[Saved data entries]
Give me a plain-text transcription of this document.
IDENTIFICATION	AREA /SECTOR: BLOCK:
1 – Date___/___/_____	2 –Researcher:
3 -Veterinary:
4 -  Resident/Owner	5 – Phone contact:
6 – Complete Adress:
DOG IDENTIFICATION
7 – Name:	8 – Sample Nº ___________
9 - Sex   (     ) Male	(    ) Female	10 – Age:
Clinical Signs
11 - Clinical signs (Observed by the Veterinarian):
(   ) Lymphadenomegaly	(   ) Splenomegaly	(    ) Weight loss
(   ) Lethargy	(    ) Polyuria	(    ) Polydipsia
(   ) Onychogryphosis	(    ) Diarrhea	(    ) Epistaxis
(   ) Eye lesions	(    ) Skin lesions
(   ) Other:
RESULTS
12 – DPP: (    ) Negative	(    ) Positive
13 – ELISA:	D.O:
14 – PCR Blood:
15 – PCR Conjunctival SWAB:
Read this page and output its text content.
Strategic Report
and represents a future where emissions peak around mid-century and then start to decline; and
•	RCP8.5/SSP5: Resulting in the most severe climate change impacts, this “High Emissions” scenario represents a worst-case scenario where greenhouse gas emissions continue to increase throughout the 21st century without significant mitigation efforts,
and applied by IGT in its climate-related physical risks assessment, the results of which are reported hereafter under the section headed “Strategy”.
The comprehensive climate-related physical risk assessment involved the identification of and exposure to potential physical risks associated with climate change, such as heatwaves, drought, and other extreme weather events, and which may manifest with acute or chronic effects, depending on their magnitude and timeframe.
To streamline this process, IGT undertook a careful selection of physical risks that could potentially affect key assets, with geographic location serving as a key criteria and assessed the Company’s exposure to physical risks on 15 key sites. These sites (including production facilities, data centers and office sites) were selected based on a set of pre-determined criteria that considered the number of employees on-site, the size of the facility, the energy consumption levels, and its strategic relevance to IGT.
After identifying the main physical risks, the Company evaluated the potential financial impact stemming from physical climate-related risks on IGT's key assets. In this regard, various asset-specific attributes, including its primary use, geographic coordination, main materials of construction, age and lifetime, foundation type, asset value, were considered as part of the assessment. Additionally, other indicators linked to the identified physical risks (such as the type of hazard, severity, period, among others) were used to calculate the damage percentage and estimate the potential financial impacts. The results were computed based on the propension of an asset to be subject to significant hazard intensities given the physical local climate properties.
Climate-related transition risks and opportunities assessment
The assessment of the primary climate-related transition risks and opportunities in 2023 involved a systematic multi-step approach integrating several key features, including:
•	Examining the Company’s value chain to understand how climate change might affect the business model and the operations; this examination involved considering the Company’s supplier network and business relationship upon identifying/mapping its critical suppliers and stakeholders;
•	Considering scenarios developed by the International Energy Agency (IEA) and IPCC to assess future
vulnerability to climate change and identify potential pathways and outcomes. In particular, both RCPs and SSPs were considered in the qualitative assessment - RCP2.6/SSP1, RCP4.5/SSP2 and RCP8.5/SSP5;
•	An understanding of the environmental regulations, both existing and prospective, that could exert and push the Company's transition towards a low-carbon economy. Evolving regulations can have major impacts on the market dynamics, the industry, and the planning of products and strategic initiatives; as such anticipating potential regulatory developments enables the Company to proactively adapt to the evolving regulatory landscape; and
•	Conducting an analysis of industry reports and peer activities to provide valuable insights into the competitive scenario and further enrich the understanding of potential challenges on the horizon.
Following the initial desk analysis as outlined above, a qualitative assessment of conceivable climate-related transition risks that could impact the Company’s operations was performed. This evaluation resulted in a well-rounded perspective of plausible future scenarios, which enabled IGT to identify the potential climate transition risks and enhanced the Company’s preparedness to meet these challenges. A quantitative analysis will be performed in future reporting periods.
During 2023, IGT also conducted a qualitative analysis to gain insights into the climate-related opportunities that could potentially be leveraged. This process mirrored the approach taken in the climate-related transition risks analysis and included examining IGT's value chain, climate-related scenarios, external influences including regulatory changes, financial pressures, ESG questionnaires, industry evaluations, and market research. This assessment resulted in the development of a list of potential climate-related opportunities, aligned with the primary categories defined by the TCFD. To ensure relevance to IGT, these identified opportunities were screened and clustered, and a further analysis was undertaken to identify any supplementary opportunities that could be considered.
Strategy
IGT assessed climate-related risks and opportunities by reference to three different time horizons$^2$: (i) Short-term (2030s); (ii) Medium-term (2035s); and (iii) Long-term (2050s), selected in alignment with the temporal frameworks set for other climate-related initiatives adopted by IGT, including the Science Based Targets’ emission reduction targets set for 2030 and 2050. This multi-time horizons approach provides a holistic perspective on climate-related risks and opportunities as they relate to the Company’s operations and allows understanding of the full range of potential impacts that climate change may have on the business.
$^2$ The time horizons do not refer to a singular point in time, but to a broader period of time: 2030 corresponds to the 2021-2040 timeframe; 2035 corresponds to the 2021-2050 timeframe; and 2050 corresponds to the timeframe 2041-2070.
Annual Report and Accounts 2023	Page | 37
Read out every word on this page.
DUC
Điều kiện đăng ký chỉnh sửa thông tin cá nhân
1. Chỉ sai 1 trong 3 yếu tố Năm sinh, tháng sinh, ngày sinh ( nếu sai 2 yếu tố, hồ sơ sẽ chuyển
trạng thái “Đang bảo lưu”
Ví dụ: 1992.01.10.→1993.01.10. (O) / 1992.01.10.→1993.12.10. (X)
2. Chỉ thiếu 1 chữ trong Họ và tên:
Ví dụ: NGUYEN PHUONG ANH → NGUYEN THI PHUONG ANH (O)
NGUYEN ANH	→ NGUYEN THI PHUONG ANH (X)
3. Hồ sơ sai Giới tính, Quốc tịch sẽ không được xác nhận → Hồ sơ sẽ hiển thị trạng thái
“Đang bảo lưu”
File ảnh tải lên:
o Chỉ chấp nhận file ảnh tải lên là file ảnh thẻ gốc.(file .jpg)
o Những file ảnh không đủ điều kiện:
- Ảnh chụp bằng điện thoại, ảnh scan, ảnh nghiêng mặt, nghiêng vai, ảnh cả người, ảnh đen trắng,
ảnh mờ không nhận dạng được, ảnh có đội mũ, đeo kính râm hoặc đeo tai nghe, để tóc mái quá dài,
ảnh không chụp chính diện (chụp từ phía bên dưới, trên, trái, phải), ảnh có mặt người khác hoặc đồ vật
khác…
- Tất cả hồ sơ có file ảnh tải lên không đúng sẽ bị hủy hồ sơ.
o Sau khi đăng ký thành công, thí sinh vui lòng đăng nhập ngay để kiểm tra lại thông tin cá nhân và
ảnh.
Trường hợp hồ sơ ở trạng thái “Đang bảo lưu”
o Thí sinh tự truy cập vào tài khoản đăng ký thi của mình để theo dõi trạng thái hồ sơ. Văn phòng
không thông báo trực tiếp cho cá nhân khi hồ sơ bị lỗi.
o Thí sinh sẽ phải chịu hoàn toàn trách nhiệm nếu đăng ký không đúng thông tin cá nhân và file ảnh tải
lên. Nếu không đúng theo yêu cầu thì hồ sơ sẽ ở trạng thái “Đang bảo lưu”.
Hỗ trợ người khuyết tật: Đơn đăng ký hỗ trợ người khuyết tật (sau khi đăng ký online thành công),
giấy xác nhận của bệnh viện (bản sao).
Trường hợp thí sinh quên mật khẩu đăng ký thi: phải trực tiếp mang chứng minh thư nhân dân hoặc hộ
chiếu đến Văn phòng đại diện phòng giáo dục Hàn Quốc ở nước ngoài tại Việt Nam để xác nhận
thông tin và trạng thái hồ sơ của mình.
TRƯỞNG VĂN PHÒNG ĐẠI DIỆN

■ Stated goal ■
Print the records above in full, exactly.

■ Answer below ■
Give me a plain-text transcription of this document.
IDENTIFICATION	AREA /SECTOR: BLOCK:
1 – Date___/___/_____	2 –Researcher:
3 -Veterinary:
4 -  Resident/Owner	5 – Phone contact:
6 – Complete Adress:
DOG IDENTIFICATION
7 – Name:	8 – Sample Nº ___________
9 - Sex   (     ) Male	(    ) Female	10 – Age:
Clinical Signs
11 - Clinical signs (Observed by the Veterinarian):
(   ) Lymphadenomegaly	(   ) Splenomegaly	(    ) Weight loss
(   ) Lethargy	(    ) Polyuria	(    ) Polydipsia
(   ) Onychogryphosis	(    ) Diarrhea	(    ) Epistaxis
(   ) Eye lesions	(    ) Skin lesions
(   ) Other:
RESULTS
12 – DPP: (    ) Negative	(    ) Positive
13 – ELISA:	D.O:
14 – PCR Blood:
15 – PCR Conjunctival SWAB:
Read this page and output its text content.
Strategic Report
and represents a future where emissions peak around mid-century and then start to decline; and
•	RCP8.5/SSP5: Resulting in the most severe climate change impacts, this “High Emissions” scenario represents a worst-case scenario where greenhouse gas emissions continue to increase throughout the 21st century without significant mitigation efforts,
and applied by IGT in its climate-related physical risks assessment, the results of which are reported hereafter under the section headed “Strategy”.
The comprehensive climate-related physical risk assessment involved the identification of and exposure to potential physical risks associated with climate change, such as heatwaves, drought, and other extreme weather events, and which may manifest with acute or chronic effects, depending on their magnitude and timeframe.
To streamline this process, IGT undertook a careful selection of physical risks that could potentially affect key assets, with geographic location serving as a key criteria and assessed the Company’s exposure to physical risks on 15 key sites. These sites (including production facilities, data centers and office sites) were selected based on a set of pre-determined criteria that considered the number of employees on-site, the size of the facility, the energy consumption levels, and its strategic relevance to IGT.
After identifying the main physical risks, the Company evaluated the potential financial impact stemming from physical climate-related risks on IGT's key assets. In this regard, various asset-specific attributes, including its primary use, geographic coordination, main materials of construction, age and lifetime, foundation type, asset value, were considered as part of the assessment. Additionally, other indicators linked to the identified physical risks (such as the type of hazard, severity, period, among others) were used to calculate the damage percentage and estimate the potential financial impacts. The results were computed based on the propension of an asset to be subject to significant hazard intensities given the physical local climate properties.
Climate-related transition risks and opportunities assessment
The assessment of the primary climate-related transition risks and opportunities in 2023 involved a systematic multi-step approach integrating several key features, including:
•	Examining the Company’s value chain to understand how climate change might affect the business model and the operations; this examination involved considering the Company’s supplier network and business relationship upon identifying/mapping its critical suppliers and stakeholders;
•	Considering scenarios developed by the International Energy Agency (IEA) and IPCC to assess future
vulnerability to climate change and identify potential pathways and outcomes. In particular, both RCPs and SSPs were considered in the qualitative assessment - RCP2.6/SSP1, RCP4.5/SSP2 and RCP8.5/SSP5;
•	An understanding of the environmental regulations, both existing and prospective, that could exert and push the Company's transition towards a low-carbon economy. Evolving regulations can have major impacts on the market dynamics, the industry, and the planning of products and strategic initiatives; as such anticipating potential regulatory developments enables the Company to proactively adapt to the evolving regulatory landscape; and
•	Conducting an analysis of industry reports and peer activities to provide valuable insights into the competitive scenario and further enrich the understanding of potential challenges on the horizon.
Following the initial desk analysis as outlined above, a qualitative assessment of conceivable climate-related transition risks that could impact the Company’s operations was performed. This evaluation resulted in a well-rounded perspective of plausible future scenarios, which enabled IGT to identify the potential climate transition risks and enhanced the Company’s preparedness to meet these challenges. A quantitative analysis will be performed in future reporting periods.
During 2023, IGT also conducted a qualitative analysis to gain insights into the climate-related opportunities that could potentially be leveraged. This process mirrored the approach taken in the climate-related transition risks analysis and included examining IGT's value chain, climate-related scenarios, external influences including regulatory changes, financial pressures, ESG questionnaires, industry evaluations, and market research. This assessment resulted in the development of a list of potential climate-related opportunities, aligned with the primary categories defined by the TCFD. To ensure relevance to IGT, these identified opportunities were screened and clustered, and a further analysis was undertaken to identify any supplementary opportunities that could be considered.
Strategy
IGT assessed climate-related risks and opportunities by reference to three different time horizons$^2$: (i) Short-term (2030s); (ii) Medium-term (2035s); and (iii) Long-term (2050s), selected in alignment with the temporal frameworks set for other climate-related initiatives adopted by IGT, including the Science Based Targets’ emission reduction targets set for 2030 and 2050. This multi-time horizons approach provides a holistic perspective on climate-related risks and opportunities as they relate to the Company’s operations and allows understanding of the full range of potential impacts that climate change may have on the business.
$^2$ The time horizons do not refer to a singular point in time, but to a broader period of time: 2030 corresponds to the 2021-2040 timeframe; 2035 corresponds to the 2021-2050 timeframe; and 2050 corresponds to the timeframe 2041-2070.
Annual Report and Accounts 2023	Page | 37
Read out every word on this page.
DUC
Điều kiện đăng ký chỉnh sửa thông tin cá nhân
1. Chỉ sai 1 trong 3 yếu tố Năm sinh, tháng sinh, ngày sinh ( nếu sai 2 yếu tố, hồ sơ sẽ chuyển
trạng thái “Đang bảo lưu”
Ví dụ: 1992.01.10.→1993.01.10. (O) / 1992.01.10.→1993.12.10. (X)
2. Chỉ thiếu 1 chữ trong Họ và tên:
Ví dụ: NGUYEN PHUONG ANH → NGUYEN THI PHUONG ANH (O)
NGUYEN ANH	→ NGUYEN THI PHUONG ANH (X)
3. Hồ sơ sai Giới tính, Quốc tịch sẽ không được xác nhận → Hồ sơ sẽ hiển thị trạng thái
“Đang bảo lưu”
File ảnh tải lên:
o Chỉ chấp nhận file ảnh tải lên là file ảnh thẻ gốc.(file .jpg)
o Những file ảnh không đủ điều kiện:
- Ảnh chụp bằng điện thoại, ảnh scan, ảnh nghiêng mặt, nghiêng vai, ảnh cả người, ảnh đen trắng,
ảnh mờ không nhận dạng được, ảnh có đội mũ, đeo kính râm hoặc đeo tai nghe, để tóc mái quá dài,
ảnh không chụp chính diện (chụp từ phía bên dưới, trên, trái, phải), ảnh có mặt người khác hoặc đồ vật
khác…
- Tất cả hồ sơ có file ảnh tải lên không đúng sẽ bị hủy hồ sơ.
o Sau khi đăng ký thành công, thí sinh vui lòng đăng nhập ngay để kiểm tra lại thông tin cá nhân và
ảnh.
Trường hợp hồ sơ ở trạng thái “Đang bảo lưu”
o Thí sinh tự truy cập vào tài khoản đăng ký thi của mình để theo dõi trạng thái hồ sơ. Văn phòng
không thông báo trực tiếp cho cá nhân khi hồ sơ bị lỗi.
o Thí sinh sẽ phải chịu hoàn toàn trách nhiệm nếu đăng ký không đúng thông tin cá nhân và file ảnh tải
lên. Nếu không đúng theo yêu cầu thì hồ sơ sẽ ở trạng thái “Đang bảo lưu”.
Hỗ trợ người khuyết tật: Đơn đăng ký hỗ trợ người khuyết tật (sau khi đăng ký online thành công),
giấy xác nhận của bệnh viện (bản sao).
Trường hợp thí sinh quên mật khẩu đăng ký thi: phải trực tiếp mang chứng minh thư nhân dân hoặc hộ
chiếu đến Văn phòng đại diện phòng giáo dục Hàn Quốc ở nước ngoài tại Việt Nam để xác nhận
thông tin và trạng thái hồ sơ của mình.
TRƯỞNG VĂN PHÒNG ĐẠI DIỆN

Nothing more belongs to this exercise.